[Instructions for the task]
Go through the listing beneath this task and return every line that carries the string "Scala".

[The data]
+--
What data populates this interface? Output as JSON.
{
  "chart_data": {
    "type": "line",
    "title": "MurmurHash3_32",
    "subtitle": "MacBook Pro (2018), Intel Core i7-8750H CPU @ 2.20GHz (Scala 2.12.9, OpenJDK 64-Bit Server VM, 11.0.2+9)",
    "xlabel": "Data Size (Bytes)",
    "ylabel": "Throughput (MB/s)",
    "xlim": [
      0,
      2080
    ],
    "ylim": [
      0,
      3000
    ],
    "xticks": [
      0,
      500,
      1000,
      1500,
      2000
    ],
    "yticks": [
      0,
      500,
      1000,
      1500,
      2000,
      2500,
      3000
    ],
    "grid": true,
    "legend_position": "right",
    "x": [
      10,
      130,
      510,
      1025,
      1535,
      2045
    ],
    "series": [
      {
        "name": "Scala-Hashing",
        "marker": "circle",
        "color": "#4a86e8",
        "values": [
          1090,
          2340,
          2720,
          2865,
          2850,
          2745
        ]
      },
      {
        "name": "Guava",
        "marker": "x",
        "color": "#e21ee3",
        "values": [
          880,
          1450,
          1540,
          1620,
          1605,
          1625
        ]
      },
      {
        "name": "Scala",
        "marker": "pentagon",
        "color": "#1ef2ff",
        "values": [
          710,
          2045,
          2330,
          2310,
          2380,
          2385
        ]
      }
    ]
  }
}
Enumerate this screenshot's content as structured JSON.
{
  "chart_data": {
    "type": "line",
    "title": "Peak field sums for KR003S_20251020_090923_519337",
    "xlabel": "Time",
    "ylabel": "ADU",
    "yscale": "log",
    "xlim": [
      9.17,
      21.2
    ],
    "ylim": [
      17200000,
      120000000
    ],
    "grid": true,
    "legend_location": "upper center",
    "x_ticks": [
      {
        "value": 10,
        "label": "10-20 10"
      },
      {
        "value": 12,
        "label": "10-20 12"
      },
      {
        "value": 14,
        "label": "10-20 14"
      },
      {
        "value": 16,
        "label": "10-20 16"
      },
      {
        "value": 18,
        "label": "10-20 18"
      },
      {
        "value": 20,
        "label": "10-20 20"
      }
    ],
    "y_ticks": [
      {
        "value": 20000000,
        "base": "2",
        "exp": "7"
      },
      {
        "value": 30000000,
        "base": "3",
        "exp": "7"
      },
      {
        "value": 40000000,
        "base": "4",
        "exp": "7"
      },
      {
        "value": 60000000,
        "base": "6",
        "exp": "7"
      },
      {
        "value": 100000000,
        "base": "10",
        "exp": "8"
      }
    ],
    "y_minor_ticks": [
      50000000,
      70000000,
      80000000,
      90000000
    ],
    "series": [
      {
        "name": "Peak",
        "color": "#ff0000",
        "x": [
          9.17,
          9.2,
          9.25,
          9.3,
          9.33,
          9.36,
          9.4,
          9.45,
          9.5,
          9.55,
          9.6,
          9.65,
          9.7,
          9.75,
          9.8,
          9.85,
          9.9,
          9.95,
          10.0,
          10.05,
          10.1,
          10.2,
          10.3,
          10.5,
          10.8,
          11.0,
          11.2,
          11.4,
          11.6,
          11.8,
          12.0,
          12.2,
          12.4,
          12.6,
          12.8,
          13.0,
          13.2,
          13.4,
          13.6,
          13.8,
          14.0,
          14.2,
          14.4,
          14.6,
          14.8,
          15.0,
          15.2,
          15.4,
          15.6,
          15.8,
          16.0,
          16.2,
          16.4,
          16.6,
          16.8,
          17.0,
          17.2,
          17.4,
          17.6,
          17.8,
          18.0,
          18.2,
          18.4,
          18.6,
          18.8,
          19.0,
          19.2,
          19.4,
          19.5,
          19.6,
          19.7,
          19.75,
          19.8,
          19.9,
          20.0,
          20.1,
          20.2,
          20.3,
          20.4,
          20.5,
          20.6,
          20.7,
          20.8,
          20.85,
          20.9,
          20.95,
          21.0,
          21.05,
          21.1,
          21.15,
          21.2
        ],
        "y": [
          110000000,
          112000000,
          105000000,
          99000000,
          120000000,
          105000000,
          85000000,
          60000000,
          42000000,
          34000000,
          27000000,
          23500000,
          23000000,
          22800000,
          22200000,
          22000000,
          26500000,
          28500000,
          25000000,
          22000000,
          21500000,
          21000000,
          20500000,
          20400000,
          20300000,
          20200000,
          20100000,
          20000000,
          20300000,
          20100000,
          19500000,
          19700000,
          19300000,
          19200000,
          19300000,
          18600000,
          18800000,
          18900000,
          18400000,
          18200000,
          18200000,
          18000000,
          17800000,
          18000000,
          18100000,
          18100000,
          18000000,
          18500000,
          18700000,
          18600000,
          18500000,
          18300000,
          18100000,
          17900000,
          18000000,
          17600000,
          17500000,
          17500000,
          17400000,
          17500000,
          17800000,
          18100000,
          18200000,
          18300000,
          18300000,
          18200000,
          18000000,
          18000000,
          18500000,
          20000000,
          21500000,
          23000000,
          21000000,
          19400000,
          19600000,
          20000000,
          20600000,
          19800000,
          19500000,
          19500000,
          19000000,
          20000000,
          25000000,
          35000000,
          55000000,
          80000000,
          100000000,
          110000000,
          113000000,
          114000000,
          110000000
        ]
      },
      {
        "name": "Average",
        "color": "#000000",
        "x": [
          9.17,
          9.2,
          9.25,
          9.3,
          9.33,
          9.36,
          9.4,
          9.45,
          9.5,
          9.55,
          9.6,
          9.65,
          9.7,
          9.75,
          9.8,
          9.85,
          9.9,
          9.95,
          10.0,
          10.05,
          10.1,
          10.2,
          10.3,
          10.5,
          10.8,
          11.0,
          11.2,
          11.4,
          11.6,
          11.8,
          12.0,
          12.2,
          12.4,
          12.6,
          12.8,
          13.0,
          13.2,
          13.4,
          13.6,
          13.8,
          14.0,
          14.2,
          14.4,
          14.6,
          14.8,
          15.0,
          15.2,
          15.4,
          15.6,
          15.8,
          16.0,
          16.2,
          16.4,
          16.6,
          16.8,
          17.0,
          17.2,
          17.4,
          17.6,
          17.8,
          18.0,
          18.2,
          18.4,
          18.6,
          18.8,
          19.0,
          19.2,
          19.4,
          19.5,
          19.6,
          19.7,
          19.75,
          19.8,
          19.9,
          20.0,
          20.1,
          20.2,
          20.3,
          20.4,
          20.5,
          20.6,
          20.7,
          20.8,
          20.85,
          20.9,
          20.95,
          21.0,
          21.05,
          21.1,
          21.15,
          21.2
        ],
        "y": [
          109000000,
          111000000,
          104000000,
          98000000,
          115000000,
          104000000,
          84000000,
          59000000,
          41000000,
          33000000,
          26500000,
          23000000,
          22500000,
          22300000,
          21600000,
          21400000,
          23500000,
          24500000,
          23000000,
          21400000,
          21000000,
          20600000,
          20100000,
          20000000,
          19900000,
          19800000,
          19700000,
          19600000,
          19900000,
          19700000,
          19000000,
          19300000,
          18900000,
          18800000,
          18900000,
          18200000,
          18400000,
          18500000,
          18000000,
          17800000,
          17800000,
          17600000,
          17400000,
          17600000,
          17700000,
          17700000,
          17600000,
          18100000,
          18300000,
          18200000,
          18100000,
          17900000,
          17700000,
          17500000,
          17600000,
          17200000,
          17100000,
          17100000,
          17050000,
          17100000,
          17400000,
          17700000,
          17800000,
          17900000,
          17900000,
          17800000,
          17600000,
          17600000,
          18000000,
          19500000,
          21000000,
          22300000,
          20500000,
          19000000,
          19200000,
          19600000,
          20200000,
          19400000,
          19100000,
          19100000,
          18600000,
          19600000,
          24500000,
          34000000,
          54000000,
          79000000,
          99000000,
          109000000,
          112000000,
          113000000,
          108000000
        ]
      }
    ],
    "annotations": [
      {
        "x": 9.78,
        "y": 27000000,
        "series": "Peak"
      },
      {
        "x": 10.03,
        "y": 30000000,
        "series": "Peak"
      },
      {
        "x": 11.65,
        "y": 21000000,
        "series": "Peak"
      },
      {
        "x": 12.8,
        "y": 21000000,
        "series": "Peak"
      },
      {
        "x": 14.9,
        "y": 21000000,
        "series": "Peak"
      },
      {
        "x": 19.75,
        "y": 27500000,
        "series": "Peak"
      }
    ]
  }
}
+--
[Output for this task]
    "subtitle": "MacBook Pro (2018), Intel Core i7-8750H CPU @ 2.20GHz (Scala 2.12.9, OpenJDK 64-Bit Server VM, 11.0.2+9)",
        "name": "Scala-Hashing",
        "name": "Scala",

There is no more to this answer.